ADR 0004: VM multithreading via Send values + share-nothing isolates
Status
Proposed. Records the strategy for the multithreading epic #2688 and its phase children (#2689, #2690, #2691, #2692). Phase 0 (the ambient-state removal that unblocks this) shipped / is in flight as #2667, #2686, and #2687.
Context
The harn VM is single-threaded by construction. The CLI top-level
runtime is already new_multi_thread, but every line of VM execution is
pinned onto a tokio::task::LocalSet and dispatched via spawn_local,
because the core value type is !Send.
The root cause is VmValue: every heap-carrying variant wraps Rc<...>
(String(Rc<str>), List(Rc<Vec<VmValue>>), Dict(Rc<BTreeMap<..>>),
Closure(Rc<VmClosure>), Iter(Rc<RefCell<VmIter>>), ...). Rc is
!Send/!Sync, so VmValue, Vm, VmEnv, every closure, and every
async-builtin future are !Send. ~393 Rc< sites across harn-vm.
We want true parallelism for three reasons: the embeddable agent SDK
(#2636) wants a Send
runtime handle; agent / tool / pool fan-out is real but every "parallel"
task is spawn_local and serializes CPU work on one core; and harn-cloud
wants to saturate a box from one process instead of one-VM-per-OS-thread.
Survey
How do other embeddable VMs get Send and/or parallelism?

[Element box annotations]
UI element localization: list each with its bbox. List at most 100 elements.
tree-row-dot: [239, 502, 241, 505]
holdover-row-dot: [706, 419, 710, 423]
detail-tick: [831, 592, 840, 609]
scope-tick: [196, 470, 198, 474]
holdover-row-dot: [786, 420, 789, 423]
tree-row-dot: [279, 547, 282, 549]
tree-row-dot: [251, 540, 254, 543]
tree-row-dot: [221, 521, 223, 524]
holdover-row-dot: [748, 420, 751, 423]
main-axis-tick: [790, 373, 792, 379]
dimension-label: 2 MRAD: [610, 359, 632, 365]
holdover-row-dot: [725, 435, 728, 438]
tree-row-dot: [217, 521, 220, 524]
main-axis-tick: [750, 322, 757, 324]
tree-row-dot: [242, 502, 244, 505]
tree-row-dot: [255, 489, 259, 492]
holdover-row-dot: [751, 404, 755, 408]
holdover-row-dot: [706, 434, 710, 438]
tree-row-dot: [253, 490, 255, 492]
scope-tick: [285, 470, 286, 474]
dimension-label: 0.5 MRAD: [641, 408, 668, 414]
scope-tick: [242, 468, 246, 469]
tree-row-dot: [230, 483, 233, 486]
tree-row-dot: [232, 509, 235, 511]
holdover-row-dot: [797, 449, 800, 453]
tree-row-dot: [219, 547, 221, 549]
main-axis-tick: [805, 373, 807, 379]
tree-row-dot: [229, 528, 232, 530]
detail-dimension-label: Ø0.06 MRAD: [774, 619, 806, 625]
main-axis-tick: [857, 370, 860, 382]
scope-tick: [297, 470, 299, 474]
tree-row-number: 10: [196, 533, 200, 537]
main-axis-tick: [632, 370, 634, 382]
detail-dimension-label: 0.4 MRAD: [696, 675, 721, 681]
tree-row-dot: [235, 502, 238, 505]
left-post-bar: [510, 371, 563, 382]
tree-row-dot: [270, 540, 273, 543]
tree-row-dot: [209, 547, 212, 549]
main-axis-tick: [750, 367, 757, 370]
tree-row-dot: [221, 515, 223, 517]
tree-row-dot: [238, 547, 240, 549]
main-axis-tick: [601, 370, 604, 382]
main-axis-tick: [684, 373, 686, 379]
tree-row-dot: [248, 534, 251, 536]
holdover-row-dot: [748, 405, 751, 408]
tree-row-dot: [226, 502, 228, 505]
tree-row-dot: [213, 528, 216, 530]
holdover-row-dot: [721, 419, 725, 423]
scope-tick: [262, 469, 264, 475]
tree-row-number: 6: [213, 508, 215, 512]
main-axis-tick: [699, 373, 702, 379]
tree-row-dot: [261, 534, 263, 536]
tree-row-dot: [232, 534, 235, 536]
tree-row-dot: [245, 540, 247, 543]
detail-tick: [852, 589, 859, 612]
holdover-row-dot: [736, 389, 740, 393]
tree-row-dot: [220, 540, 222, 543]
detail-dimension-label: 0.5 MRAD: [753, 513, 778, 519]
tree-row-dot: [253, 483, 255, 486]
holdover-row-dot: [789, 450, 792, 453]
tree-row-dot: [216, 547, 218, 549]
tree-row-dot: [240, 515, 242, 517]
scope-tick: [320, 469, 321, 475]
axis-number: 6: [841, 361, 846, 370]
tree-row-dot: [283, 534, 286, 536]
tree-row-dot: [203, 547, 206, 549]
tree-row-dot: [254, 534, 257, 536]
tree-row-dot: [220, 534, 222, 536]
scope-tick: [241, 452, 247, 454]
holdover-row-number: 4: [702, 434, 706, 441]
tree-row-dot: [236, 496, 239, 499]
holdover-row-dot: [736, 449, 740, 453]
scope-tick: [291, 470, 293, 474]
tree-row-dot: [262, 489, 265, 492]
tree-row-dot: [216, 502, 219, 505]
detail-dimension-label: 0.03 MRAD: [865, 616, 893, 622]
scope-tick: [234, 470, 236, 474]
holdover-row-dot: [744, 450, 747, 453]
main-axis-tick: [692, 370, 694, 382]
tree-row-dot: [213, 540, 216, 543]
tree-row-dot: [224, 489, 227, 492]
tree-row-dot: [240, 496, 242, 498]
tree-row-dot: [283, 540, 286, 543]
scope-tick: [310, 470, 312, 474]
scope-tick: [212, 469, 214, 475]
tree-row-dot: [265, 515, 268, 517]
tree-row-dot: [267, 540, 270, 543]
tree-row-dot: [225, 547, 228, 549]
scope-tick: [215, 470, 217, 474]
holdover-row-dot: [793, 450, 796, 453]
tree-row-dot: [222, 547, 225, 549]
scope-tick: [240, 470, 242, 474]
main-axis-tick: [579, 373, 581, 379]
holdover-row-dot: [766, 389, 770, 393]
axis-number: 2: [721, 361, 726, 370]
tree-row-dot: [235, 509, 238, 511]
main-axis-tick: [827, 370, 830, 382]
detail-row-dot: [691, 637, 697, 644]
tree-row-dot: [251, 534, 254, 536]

**YOUR OBJECTIVE**. According to the multithreading ADR, approximately how many Rc< sites exist across harn-vm?

**OUTPUT FOR THIS TASK**. About 393